Gather up all lines that carry the word "passos".

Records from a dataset
——————————
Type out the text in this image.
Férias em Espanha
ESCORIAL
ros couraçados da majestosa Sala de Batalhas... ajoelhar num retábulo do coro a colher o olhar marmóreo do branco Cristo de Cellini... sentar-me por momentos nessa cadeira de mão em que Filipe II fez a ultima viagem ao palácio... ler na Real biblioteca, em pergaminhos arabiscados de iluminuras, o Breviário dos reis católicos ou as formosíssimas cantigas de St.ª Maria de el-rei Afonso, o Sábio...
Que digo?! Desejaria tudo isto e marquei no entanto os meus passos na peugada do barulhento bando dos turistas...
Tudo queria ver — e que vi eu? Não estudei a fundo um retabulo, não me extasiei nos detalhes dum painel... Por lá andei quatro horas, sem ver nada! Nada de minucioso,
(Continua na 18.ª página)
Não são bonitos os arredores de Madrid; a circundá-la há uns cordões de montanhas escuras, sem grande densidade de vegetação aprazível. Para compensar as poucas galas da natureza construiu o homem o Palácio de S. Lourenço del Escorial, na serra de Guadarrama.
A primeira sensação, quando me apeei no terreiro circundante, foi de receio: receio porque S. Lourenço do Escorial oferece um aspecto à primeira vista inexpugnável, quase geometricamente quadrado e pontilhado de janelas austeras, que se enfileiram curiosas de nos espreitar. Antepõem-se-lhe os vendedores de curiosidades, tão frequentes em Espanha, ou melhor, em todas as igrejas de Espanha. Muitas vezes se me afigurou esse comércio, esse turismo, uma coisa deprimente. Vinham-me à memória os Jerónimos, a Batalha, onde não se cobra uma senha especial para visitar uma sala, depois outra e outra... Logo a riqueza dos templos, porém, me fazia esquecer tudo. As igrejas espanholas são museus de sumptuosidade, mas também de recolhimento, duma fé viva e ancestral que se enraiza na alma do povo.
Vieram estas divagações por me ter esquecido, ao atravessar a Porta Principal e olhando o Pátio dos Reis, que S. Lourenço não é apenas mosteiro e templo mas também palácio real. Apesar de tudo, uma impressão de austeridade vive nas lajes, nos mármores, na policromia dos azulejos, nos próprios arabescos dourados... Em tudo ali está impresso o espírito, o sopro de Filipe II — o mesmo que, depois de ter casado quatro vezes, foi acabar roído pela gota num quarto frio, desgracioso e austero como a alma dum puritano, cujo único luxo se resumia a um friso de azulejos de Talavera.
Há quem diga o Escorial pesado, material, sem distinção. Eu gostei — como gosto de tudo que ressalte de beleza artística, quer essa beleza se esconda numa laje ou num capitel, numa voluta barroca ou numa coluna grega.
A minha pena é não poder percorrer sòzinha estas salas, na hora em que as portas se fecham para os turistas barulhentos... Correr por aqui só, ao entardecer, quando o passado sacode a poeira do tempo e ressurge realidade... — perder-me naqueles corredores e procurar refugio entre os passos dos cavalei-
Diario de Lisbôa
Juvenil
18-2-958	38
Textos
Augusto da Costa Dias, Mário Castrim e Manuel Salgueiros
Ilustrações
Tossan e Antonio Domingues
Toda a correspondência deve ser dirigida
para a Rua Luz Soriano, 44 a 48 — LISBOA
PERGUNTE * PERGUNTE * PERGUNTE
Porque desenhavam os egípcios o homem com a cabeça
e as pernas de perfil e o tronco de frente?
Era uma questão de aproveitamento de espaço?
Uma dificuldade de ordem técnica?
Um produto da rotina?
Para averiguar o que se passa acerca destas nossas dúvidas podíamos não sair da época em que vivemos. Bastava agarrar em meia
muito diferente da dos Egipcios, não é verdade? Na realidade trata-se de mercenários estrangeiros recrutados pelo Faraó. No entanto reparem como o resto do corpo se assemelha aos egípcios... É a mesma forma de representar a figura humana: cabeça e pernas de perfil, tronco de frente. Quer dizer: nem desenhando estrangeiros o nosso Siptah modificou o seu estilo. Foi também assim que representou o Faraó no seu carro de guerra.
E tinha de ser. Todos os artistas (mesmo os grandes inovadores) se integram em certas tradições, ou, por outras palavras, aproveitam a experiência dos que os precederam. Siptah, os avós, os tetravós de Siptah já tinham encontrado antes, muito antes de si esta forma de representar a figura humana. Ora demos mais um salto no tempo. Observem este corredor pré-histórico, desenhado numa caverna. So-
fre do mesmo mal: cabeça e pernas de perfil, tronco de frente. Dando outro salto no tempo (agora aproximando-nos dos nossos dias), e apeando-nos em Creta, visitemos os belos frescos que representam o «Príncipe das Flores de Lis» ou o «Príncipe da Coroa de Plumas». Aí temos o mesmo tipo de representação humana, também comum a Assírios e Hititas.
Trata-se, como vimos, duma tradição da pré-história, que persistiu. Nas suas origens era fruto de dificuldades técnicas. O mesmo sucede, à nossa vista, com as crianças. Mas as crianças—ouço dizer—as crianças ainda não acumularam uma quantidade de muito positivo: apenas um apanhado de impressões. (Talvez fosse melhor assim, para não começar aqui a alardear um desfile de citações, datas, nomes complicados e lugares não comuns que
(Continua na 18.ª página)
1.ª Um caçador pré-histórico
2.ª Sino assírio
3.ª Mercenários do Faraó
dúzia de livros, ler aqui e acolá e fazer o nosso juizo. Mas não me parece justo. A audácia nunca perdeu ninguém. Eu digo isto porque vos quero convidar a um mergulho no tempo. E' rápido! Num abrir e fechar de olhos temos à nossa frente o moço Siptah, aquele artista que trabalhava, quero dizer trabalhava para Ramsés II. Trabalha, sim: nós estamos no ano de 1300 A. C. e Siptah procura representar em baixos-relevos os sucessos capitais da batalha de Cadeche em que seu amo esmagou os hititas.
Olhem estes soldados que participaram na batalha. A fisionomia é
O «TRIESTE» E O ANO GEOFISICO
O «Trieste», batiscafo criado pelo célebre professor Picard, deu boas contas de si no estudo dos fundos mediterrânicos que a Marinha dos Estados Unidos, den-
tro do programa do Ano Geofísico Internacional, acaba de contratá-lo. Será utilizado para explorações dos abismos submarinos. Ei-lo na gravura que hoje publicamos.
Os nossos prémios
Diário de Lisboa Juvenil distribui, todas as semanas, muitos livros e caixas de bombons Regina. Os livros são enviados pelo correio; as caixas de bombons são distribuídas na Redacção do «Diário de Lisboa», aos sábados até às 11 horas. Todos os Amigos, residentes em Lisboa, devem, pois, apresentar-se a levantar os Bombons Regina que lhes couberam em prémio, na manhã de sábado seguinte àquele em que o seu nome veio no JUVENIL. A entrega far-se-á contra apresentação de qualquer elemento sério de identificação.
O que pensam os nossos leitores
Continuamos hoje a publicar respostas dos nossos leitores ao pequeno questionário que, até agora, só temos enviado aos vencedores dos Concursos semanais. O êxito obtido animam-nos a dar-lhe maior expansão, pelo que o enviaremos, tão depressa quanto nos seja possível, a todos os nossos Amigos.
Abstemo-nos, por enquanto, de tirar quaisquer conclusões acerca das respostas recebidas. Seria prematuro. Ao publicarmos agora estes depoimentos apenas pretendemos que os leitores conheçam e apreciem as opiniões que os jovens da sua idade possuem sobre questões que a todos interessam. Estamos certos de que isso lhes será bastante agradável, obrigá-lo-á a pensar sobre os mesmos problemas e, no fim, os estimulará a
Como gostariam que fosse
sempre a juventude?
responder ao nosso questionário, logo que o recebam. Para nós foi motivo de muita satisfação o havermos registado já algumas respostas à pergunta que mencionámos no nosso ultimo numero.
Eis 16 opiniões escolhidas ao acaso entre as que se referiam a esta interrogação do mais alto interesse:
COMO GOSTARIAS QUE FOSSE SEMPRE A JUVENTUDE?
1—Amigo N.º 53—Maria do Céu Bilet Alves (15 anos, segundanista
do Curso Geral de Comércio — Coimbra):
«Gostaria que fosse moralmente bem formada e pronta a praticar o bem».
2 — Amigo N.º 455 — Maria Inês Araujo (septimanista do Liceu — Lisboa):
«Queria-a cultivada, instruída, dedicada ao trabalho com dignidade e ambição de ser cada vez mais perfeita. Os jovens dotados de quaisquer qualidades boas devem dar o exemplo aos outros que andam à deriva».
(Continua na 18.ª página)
——————————
- _Result of the exercise_
Que digo?! Desejaria tudo isto e marquei no entanto os meus passos na peugada do barulhento bando dos turistas...
A minha pena é não poder percorrer sòzinha estas salas, na hora em que as portas se fecham para os turistas barulhentos... Correr por aqui só, ao entardecer, quando o passado sacode a poeira do tempo e ressurge realidade... — perder-me naqueles corredores e procurar refugio entre os passos dos cavalei-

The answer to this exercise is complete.